DATASET RECORDS:
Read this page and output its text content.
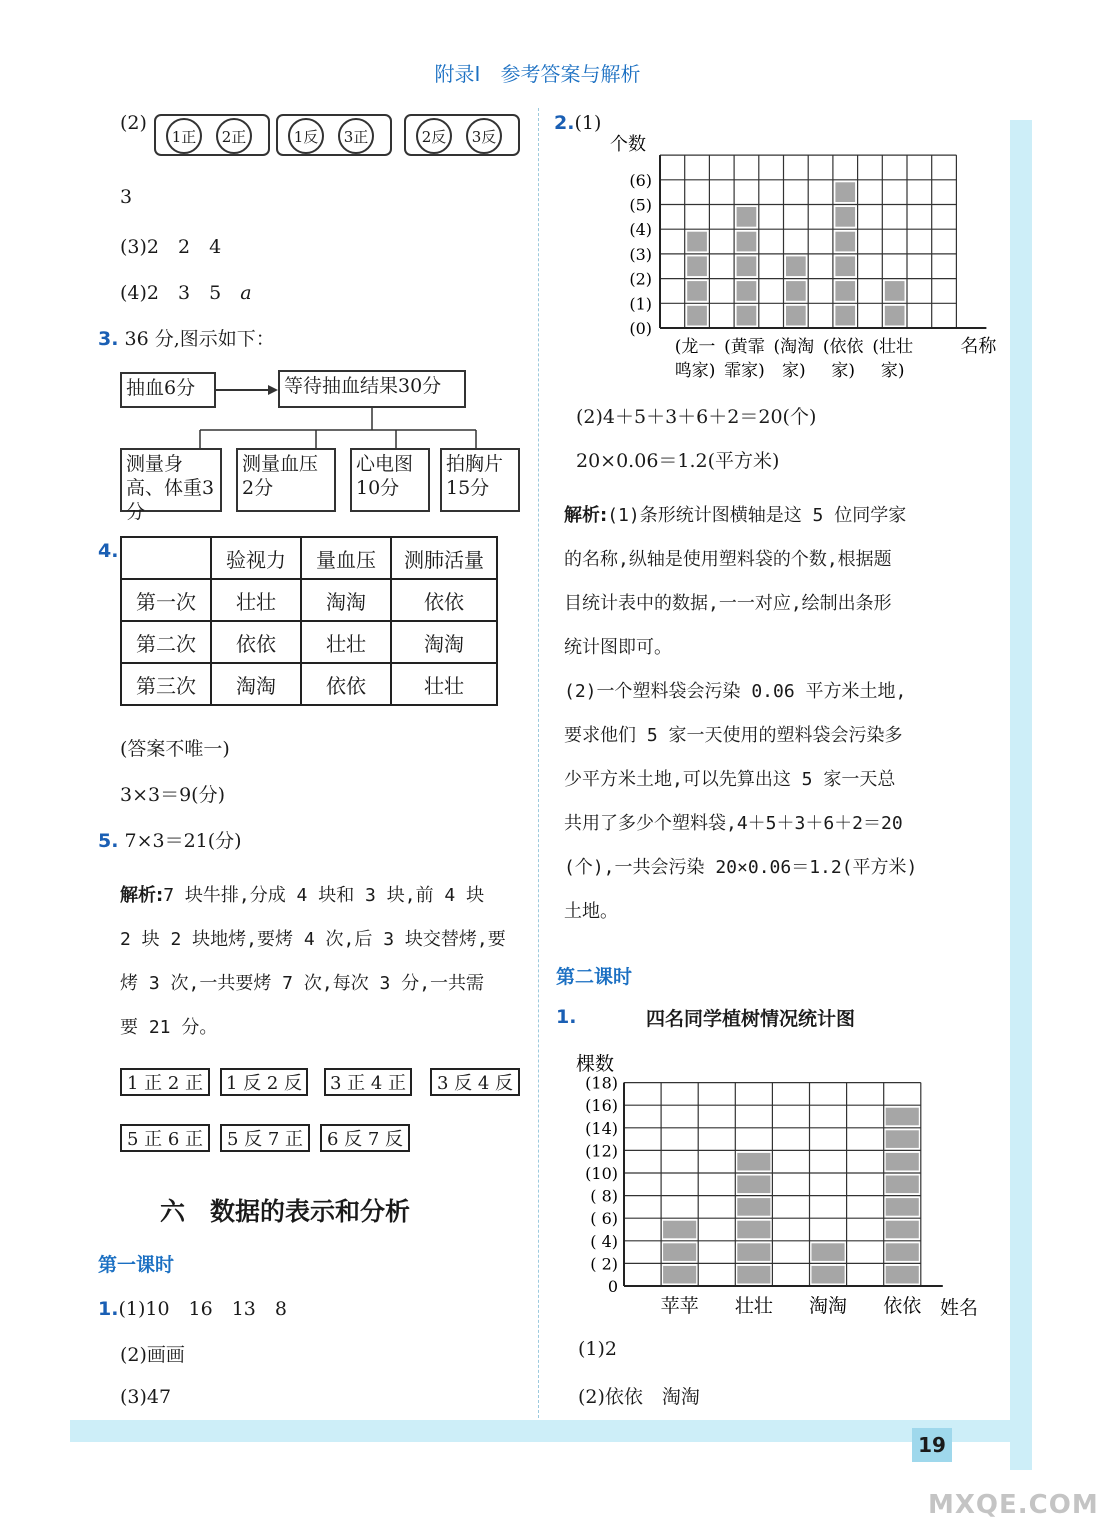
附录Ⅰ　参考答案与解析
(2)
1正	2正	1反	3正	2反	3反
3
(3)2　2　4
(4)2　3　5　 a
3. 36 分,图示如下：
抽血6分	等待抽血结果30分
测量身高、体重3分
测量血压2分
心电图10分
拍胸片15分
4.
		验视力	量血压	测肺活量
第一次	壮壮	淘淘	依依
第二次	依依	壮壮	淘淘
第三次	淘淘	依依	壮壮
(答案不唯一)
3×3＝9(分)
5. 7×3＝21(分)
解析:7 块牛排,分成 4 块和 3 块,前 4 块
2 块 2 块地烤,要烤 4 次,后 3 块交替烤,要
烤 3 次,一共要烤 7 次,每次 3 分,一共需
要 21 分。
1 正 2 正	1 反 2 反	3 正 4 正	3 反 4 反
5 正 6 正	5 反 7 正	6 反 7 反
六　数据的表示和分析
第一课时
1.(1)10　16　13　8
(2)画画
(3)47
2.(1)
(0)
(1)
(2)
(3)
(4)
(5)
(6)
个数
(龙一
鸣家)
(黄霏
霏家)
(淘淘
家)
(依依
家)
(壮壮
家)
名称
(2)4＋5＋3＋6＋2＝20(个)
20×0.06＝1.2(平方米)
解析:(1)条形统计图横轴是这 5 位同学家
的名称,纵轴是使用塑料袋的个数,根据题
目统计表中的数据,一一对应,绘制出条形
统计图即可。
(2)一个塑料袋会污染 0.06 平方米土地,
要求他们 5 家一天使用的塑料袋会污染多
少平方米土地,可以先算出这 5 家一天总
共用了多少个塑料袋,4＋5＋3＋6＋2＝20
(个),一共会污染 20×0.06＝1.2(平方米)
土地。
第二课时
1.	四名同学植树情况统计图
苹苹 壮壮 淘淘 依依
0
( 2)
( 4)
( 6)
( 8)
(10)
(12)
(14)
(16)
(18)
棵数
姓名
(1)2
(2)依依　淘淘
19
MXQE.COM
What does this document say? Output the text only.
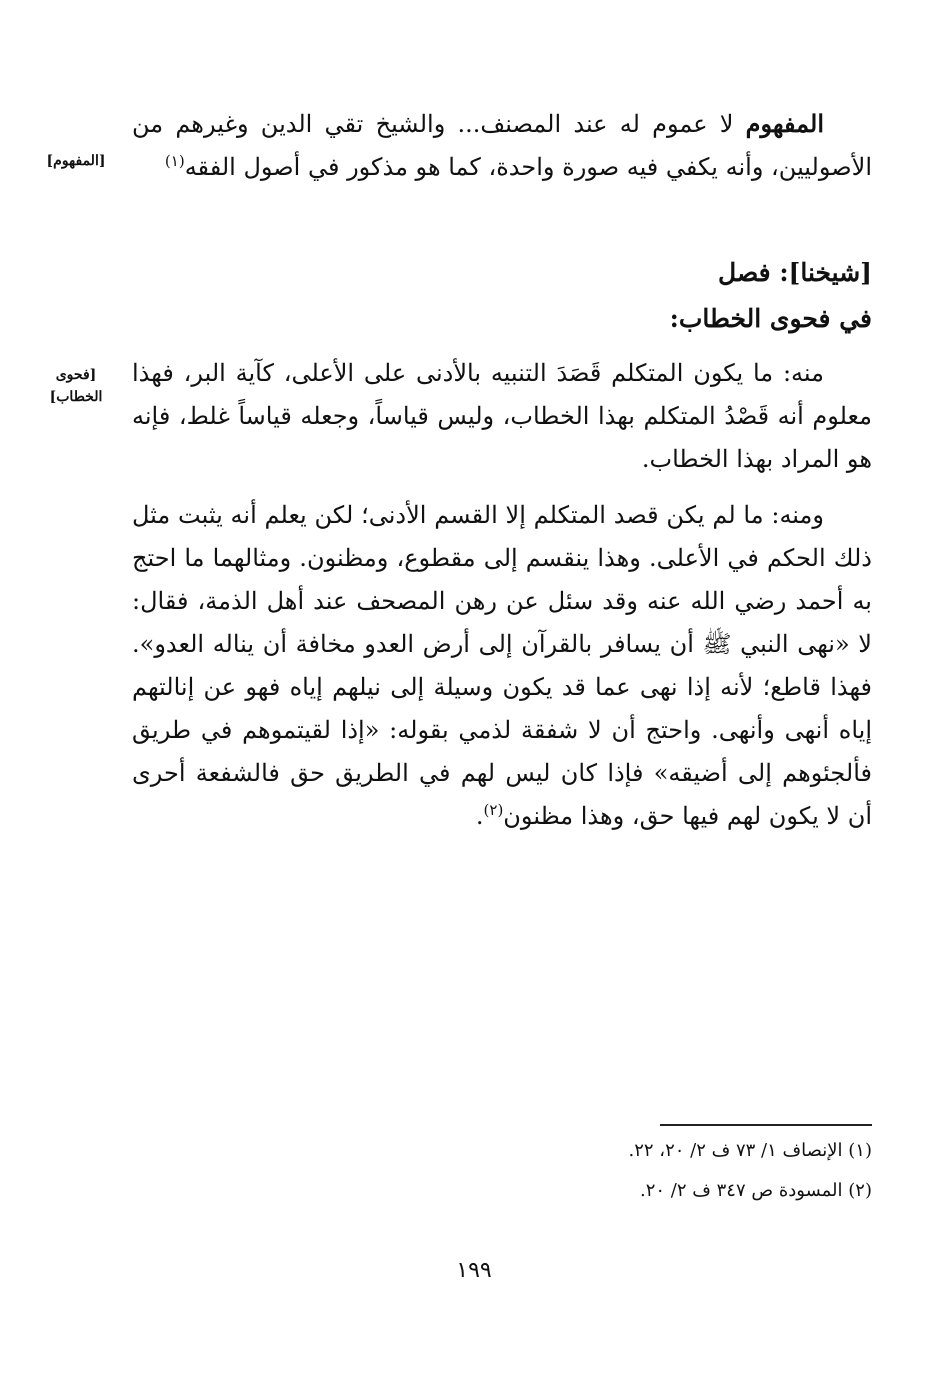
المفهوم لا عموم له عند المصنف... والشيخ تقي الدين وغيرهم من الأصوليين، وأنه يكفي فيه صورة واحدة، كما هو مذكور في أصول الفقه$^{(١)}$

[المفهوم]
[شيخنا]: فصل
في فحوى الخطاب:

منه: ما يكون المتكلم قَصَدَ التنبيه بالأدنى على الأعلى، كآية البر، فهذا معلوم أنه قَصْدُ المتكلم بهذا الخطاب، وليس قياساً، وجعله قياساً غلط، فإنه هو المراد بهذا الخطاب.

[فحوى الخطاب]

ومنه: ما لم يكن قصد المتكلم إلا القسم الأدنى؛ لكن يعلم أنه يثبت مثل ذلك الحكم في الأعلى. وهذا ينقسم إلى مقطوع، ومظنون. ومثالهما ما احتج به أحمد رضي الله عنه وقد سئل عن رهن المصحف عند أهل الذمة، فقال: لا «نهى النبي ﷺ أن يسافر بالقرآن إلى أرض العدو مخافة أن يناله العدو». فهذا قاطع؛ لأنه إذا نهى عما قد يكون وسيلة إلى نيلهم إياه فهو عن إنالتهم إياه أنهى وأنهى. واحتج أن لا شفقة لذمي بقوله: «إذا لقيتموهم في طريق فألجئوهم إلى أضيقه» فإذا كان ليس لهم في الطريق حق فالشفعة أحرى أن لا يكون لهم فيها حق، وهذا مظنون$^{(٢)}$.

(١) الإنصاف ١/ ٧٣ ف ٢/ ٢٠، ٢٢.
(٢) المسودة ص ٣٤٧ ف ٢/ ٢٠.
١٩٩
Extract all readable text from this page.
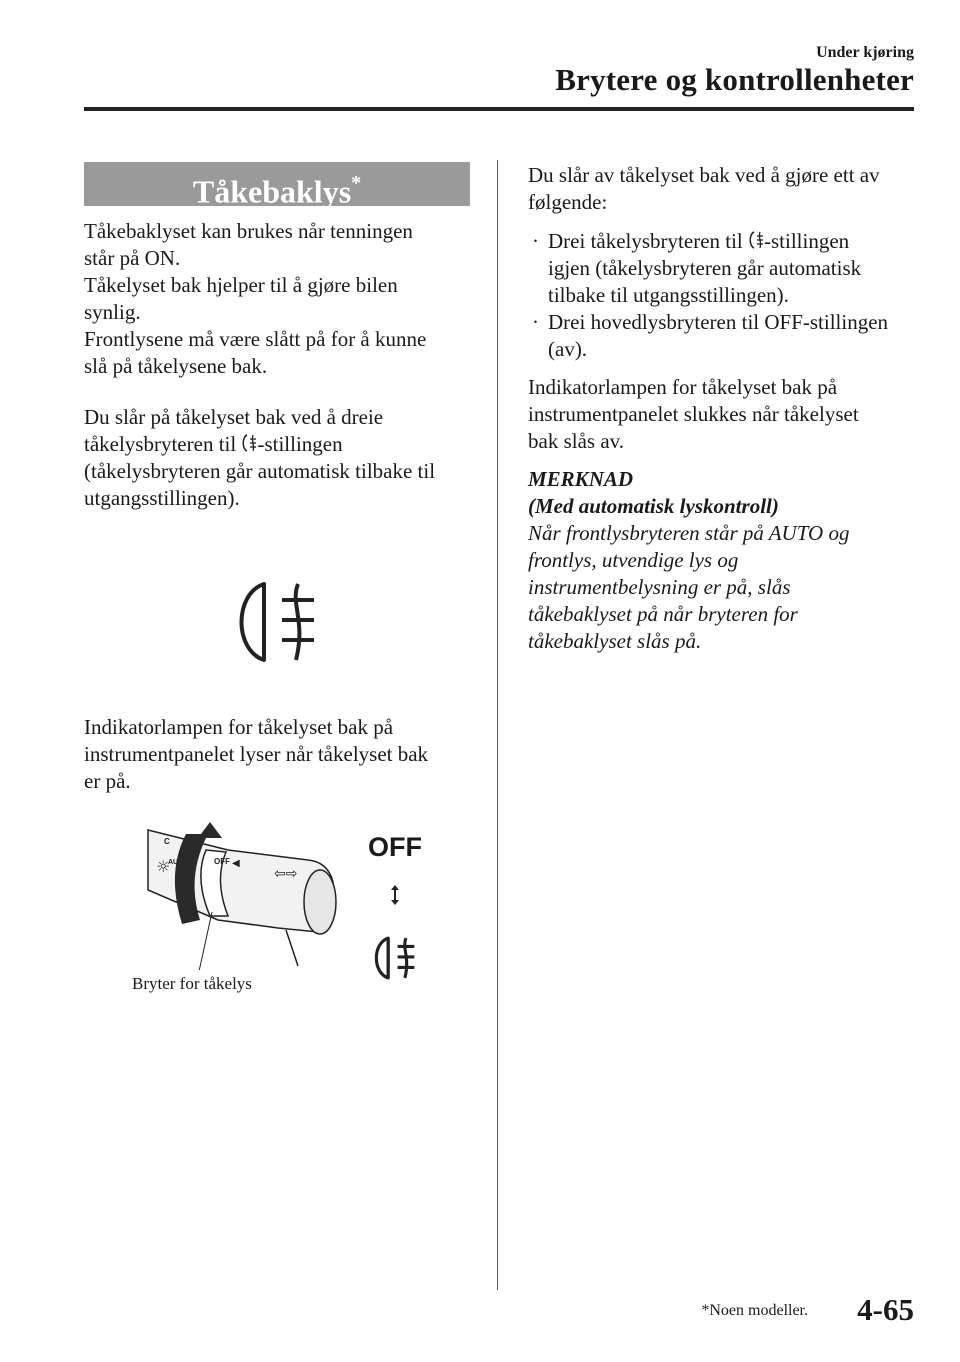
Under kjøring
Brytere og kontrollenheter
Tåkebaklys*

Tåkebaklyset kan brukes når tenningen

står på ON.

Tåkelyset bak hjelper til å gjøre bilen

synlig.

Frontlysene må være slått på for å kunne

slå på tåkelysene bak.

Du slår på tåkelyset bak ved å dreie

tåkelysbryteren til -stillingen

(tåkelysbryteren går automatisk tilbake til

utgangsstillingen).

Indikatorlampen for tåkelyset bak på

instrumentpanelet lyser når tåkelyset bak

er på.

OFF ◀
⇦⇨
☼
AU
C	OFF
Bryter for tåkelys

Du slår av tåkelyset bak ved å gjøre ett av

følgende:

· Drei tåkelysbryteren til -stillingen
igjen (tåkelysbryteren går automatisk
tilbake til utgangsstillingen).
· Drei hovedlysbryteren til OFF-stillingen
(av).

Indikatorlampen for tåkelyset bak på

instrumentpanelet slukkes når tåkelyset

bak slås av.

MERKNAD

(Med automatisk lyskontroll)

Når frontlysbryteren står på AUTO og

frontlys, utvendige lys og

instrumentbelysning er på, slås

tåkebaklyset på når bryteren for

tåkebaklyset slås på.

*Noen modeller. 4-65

DIRECTIVE: Where does the word "text" appear in the listing? List each line that holds it.

REPLY TO THE EXERCISE:
Read this page and output its text content.
What does this document say? Output the text only.
Extract all readable text from this page.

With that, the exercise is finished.